*SELECTED EXCERPT:*
================

This review is about 3 printed pages long.
Relentlessly excellent writing combined with a detailed, violent story creates a terrifying situation in this book. It gripped my attention and I received shock after shock from the graphic yet subtle descriptions of a boy’s torment at the hands of his family, and his many transformations. Just when I started to think I could take no more of another crazed episode, the story would change tone or move to a different setting or perspective. Some lines are pointed and others blunt, and now and then they swerve or create clouds and storms. Sorrentino’s phrases and passages suit their purpose in the way that cutlery is shaped for particular tasks. The world shown is not appetising, but in the same way that we sometimes feel drawn to scenes of devastation, this intensely portrayed reality also has a fascination about it.
Although this tale takes place in a limited world, mainly some rooms of a house and nearby places outdoors, or the child’s school and a few local places of business, there is a sense of completeness, of a whole world being shown. This is not the only place, but it seems closed in some way and extremely active.
Life during the Great Depression held a great deal of violence, some of it the unavoidable result of poverty. This family is not poor: they appear mainly well off, except for their emotional and psychological states, but the matriarch penny-pinches for other reasons. Sorrentino reveals how someone with perverse intent may twist any scenario or circumstance to suit their own deviations.
People did hit their children routinely. Not that long ago schools used corporal punishment every day. Also, complete strangers could smack a child on the hand to admonish them, in my younger years, and few parents complained about it. Violence of this kind against children appeared necessary and normal in the early twentieth century, and some people still practise it now. Decades ago many people took out their frustrations on those smaller and weaker than they, privately thinking or deluding themselves that the beatings did some kind of good.
The cruelties in Red the Fiend are tucked away, covered up, and hidden with a contract of silence for the most part. The grandmother goes to the extreme of not permitting anyone uninvited to even have the door opened to their knock. She is so determined to control her diminished world.
The characters all use language in peculiar ways. Hints of mental illness appear throughout this onslaught of a narrative: the grandmother and the boy see things in strange lights, and the boy’s grandfather retreats into an eerie quiet relieved only by platitudes, cigarettes and whisky. Red’s father long ago succumbed to alcoholic stupidity and his mother seems cowed, then inexplicably lively, like someone with bouts of manic-depression. The grandmother attacked a nun because the woman had a halo of red about her, and obviously manifested the devil. No one seeks help for their disturbed mindsets, except in pleasures which usually only satisfy one person, the instigator. A sense of unease pervades everything Red does, dreams or says.

================

Listings of boxed layout items
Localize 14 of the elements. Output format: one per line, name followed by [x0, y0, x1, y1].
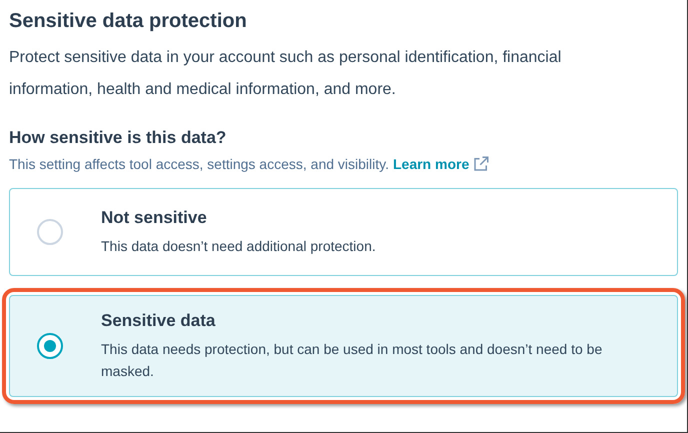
external-link-icon [472, 155, 490, 173]
section-title: Sensitive data protection [9, 9, 248, 34]
option-description: This data doesn’t need additional protection. [101, 237, 377, 256]
radio-button[interactable] [37, 333, 63, 359]
option-description: This data needs protection, but can be used in most tools and doesn’t need to be masked. [101, 340, 604, 381]
description-text: Protect sensitive data in your account such as personal identification, financial information, health and medical information, and more. [9, 48, 562, 100]
option-card[interactable]: Not sensitive This data doesn’t need additional protection. [9, 188, 678, 276]
option-card[interactable]: Sensitive data This data needs protection, but can be used in most tools and doesn’t need to be masked. [9, 295, 678, 397]
radio-button[interactable] [37, 219, 63, 245]
hint-text: This setting affects tool access, settings access, and visibility. [9, 155, 389, 174]
learn-more-link[interactable]: Learn more [392, 154, 490, 174]
option-label: Sensitive data [101, 310, 216, 332]
question-heading: How sensitive is this data? [9, 127, 228, 149]
option-label: Not sensitive [101, 207, 208, 229]
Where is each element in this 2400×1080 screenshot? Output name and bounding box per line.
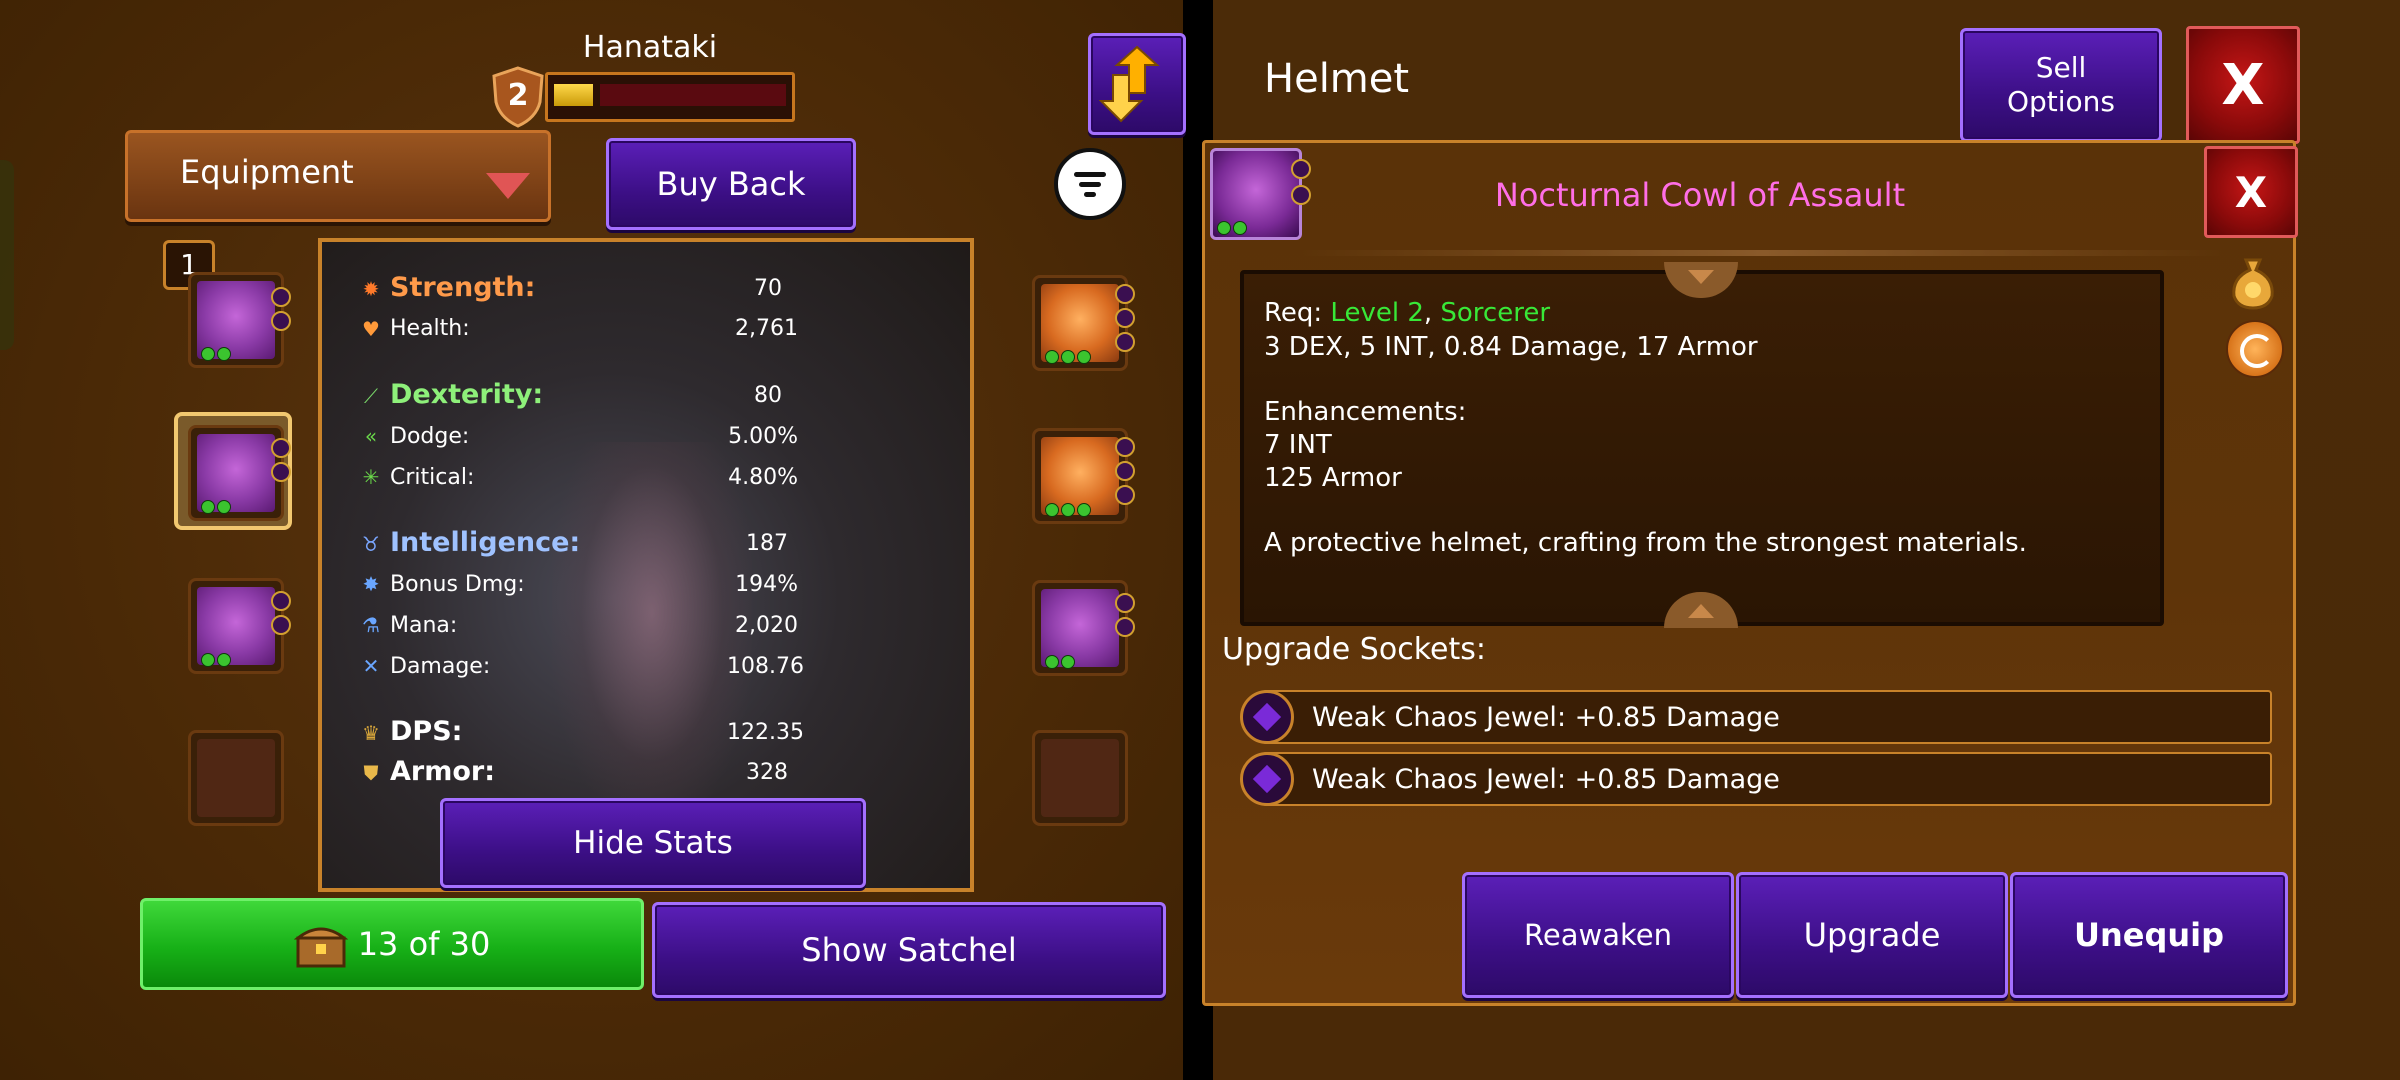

================

*DIRECTIONS:*
A) In the review of Red the Fiend, what reason is given for the grandmother's attack on a nun?
B) Carry on the review of Red the Fiend, starting after its final sentence.

*THE RESULTS:*
A) The nun had a halo of red about her, which the grandmother took as a sign that she manifested the devil.

B)
Where this writer excels is in showing characters through their actions, their thoughts and what they wear and what they desire. Dream sequences and odd imaginings also play a part, and vivid talk illuminates this horror show brightly. Common sense is always on the run, as if logic has no place in their talk.
Grandma says that she’s fed up with finger smudges on the glasses and dishes and Mother couldn’t even hold the good job she had in the bank when she was single, she doesn’t appreciate the roof she has over her head. Red, well, Red is thoroughly disobedient, a devil of a boy, Mother can’t hold a job even now, does she remember the spectacle of herself she made as a waitress?
Grandma ducks and dives from subject to subject in an orgy of emotion. Sorrentino’s creation of voice and stance for each character is impeccable, then you start to clearly see what the family has in common.
For a while it seems as if there are enough people to offer many options, even for Red to find solace at least and perhaps an ally. Later, hope takes the form of Red’s increasing independence and wiliness, his ability to act in ways he thinks could fool his perpetual tormentor, Grandma.
Occasional tough humour enlivens this text, as when Red wishes he didn’t have to talk with his father, he’d rather be dead in the Foreign Legion. The chapter about his written stories at school is also amusing in a poignant, awful way. His misspelt drama and the teacher’s lukewarm, repetitive comments evoke earnestness, and yet a shallow understanding of what fiction may be hiding or revealing.
I do not want to explain too much, however I should make it clear that some people could find Red the Fiend simply too gruesome and brutal. I keep being in two minds about this book. Is it just violent pornography, or is it designed to have a cathartic function?
Despite my intermittent revulsion, I believe Sorrentino keeps the words on a tightrope for the main show, with some heart-wrenching and stomach-turning moments. This passage is only a mild example of where his fiction may go at any moment.
What kind of spectacle would it be to let a kike see a woman as refined as Grandma, a woman who has always held her head high and not been ashamed to look anyone in the eye in spite of her useless daughter, to let him see her killing lice like some bog-trotter slut such as Red’s father’s common-law tramp? What kind of a spectacle? She deftly pokes Red in the eye and it begins to water. Grandma says that he damn well ought to cry, bringing shame on his family with the filth of him!
Grandma’s rants sometimes go on for pages without a paragraph break, since she rarely follows any clear logic. This main character is rage and self-loathing incarnate.
But everyone has secrets, and there are also moments when they seem to be someone else entirely. Confusion becomes the norm, and adds to the acceptance of Red’s world as a true one.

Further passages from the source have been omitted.